→ **Direction**: Only lines holding the string "spinach" are wanted; copy each one from the material.

(Extracted records)

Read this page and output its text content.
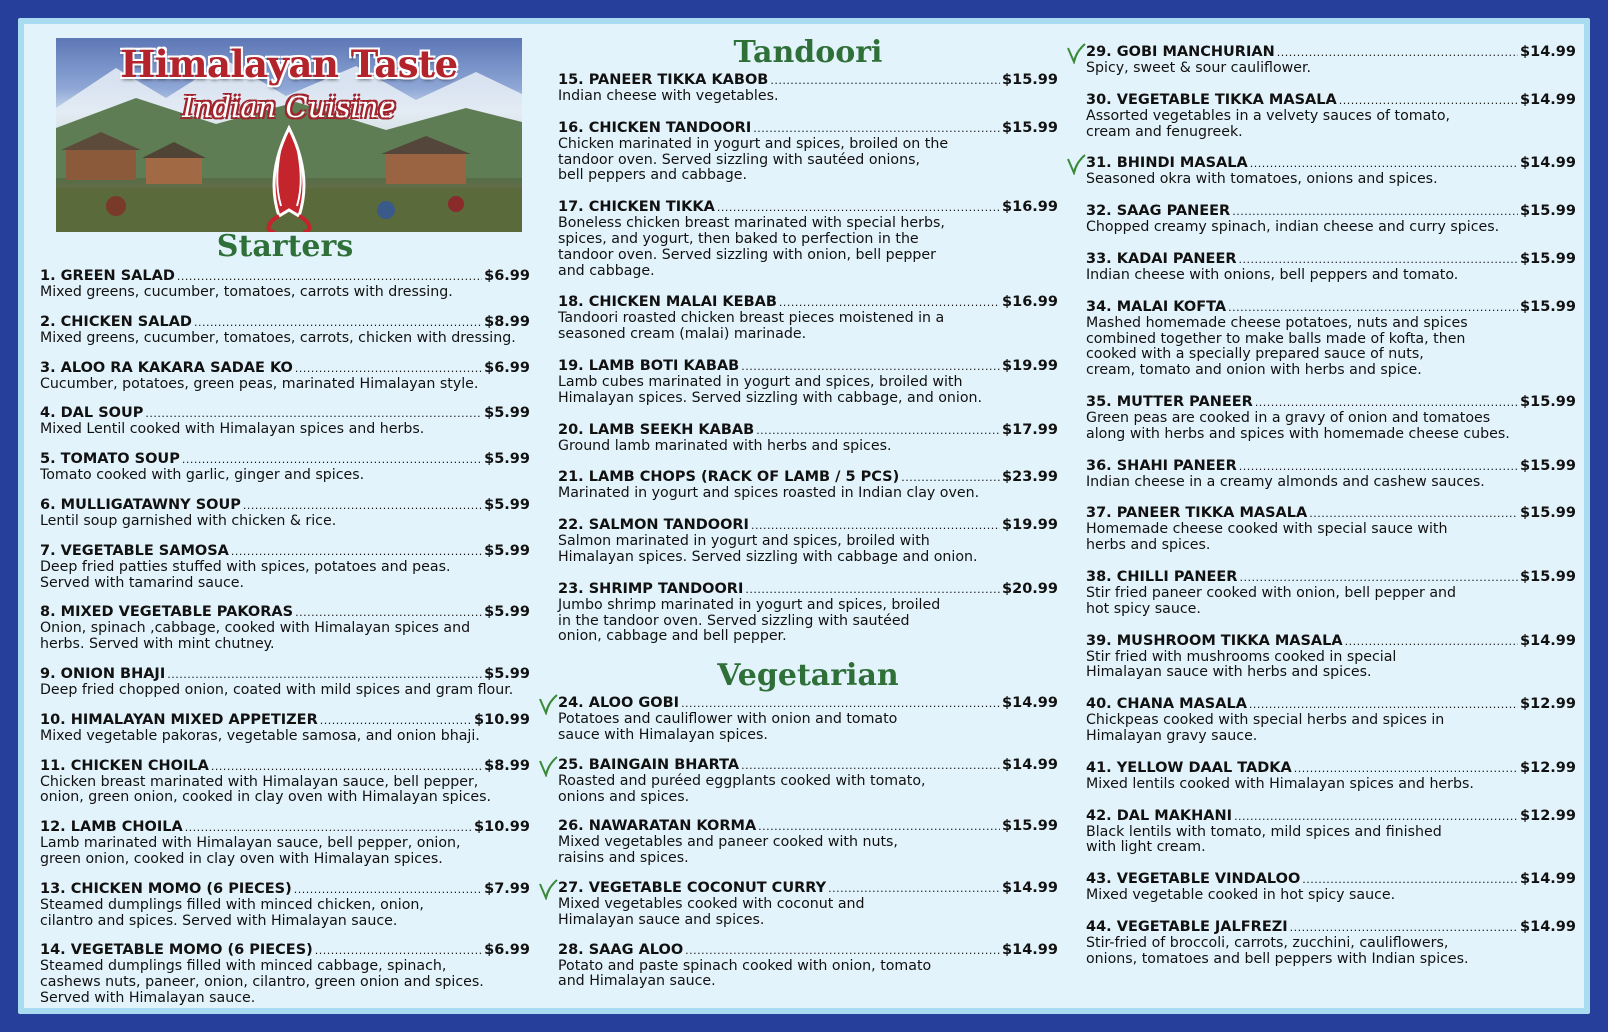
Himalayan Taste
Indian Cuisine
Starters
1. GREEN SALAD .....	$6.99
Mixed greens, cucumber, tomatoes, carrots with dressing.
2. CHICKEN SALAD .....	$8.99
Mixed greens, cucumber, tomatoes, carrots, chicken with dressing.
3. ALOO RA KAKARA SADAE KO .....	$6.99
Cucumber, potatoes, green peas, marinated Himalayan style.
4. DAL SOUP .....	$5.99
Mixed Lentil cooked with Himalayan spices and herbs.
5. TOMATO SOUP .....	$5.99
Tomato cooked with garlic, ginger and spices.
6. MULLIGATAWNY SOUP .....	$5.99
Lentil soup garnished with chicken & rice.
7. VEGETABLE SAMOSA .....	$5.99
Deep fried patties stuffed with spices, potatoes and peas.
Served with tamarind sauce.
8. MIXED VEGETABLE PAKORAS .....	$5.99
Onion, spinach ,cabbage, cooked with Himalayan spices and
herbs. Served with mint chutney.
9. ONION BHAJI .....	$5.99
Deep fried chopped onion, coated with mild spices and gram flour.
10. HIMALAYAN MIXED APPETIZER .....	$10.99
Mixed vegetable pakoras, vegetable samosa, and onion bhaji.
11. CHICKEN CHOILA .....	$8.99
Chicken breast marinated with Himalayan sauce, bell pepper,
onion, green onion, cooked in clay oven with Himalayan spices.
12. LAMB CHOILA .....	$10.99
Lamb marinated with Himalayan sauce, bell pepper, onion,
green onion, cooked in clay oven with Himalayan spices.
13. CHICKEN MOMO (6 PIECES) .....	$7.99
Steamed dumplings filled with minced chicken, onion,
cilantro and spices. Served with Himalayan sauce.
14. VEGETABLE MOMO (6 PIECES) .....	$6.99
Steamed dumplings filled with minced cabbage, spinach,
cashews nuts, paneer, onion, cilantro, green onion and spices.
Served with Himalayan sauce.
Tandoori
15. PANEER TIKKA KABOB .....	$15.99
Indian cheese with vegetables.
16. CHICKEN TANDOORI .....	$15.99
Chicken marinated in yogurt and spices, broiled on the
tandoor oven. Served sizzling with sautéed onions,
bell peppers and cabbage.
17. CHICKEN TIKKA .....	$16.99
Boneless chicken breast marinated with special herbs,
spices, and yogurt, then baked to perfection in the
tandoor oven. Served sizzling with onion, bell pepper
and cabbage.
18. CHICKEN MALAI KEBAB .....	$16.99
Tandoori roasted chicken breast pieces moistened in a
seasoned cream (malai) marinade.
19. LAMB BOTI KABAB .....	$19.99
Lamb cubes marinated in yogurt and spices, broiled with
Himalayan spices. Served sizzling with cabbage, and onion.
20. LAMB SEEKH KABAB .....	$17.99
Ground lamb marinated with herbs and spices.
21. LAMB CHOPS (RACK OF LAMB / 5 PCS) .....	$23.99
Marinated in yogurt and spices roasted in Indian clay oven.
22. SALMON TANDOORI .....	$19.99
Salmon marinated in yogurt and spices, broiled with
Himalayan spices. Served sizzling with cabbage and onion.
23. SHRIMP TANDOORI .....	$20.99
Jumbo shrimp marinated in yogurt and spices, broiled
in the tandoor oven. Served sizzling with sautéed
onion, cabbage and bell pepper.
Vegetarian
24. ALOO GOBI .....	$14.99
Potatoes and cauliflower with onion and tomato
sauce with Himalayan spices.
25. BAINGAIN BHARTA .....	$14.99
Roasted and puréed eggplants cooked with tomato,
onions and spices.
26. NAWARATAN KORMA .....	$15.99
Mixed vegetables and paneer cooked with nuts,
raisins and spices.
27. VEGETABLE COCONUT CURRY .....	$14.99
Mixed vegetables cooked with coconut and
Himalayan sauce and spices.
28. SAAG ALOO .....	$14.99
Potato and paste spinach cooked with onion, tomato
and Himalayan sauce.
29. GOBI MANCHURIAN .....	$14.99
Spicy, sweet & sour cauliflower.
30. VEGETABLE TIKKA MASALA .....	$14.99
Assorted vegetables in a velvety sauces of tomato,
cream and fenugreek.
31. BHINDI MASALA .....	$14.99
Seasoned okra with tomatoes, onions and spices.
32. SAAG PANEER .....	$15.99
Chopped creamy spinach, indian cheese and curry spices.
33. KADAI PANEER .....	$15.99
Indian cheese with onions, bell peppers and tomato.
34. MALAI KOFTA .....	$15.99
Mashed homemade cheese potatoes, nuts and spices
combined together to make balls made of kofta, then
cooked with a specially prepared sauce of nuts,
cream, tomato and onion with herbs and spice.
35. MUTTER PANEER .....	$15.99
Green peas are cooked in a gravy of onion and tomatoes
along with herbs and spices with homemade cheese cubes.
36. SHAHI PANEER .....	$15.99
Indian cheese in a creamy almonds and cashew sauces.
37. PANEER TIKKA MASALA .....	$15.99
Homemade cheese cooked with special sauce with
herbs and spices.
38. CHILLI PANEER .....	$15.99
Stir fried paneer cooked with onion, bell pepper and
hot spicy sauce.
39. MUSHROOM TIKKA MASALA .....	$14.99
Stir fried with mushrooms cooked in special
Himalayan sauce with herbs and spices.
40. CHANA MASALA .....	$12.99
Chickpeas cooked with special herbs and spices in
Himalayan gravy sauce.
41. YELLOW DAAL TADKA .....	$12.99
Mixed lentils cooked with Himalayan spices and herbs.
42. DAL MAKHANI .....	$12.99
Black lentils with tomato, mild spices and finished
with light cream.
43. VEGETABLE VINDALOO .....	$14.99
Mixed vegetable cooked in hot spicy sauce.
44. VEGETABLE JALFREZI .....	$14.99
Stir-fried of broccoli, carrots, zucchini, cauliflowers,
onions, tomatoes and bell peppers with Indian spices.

--

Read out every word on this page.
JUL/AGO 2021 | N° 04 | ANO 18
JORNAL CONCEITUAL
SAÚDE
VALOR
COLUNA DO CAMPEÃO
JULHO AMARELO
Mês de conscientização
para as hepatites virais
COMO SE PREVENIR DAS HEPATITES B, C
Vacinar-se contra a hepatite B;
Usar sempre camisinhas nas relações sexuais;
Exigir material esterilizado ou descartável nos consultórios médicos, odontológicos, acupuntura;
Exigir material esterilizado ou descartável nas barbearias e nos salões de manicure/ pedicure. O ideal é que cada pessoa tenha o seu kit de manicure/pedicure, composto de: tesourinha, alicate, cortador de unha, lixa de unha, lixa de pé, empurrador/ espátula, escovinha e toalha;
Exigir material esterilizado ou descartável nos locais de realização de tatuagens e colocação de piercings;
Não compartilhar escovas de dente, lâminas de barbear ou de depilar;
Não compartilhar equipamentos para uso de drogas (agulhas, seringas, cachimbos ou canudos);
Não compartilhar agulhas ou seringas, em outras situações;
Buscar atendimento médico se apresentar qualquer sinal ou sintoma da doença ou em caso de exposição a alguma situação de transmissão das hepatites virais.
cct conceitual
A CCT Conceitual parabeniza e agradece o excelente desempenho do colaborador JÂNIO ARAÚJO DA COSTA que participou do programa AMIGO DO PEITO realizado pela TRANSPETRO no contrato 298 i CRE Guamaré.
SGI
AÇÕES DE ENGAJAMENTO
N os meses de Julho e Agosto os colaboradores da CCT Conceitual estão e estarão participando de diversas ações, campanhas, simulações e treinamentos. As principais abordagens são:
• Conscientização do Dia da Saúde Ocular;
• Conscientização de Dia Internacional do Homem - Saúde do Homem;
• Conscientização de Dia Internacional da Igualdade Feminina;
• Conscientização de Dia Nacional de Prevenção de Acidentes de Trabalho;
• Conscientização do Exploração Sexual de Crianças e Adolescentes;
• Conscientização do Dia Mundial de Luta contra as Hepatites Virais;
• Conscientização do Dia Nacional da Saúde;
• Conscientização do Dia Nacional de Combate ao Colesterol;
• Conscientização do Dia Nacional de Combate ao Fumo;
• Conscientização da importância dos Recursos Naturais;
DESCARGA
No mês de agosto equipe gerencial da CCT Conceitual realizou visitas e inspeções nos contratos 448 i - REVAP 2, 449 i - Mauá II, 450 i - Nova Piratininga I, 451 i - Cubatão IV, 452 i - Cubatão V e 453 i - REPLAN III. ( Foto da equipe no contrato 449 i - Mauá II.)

→ **Complete answer**:
Onion, spinach ,cabbage, cooked with Himalayan spices and
Steamed dumplings filled with minced cabbage, spinach,
Potato and paste spinach cooked with onion, tomato
Chopped creamy spinach, indian cheese and curry spices.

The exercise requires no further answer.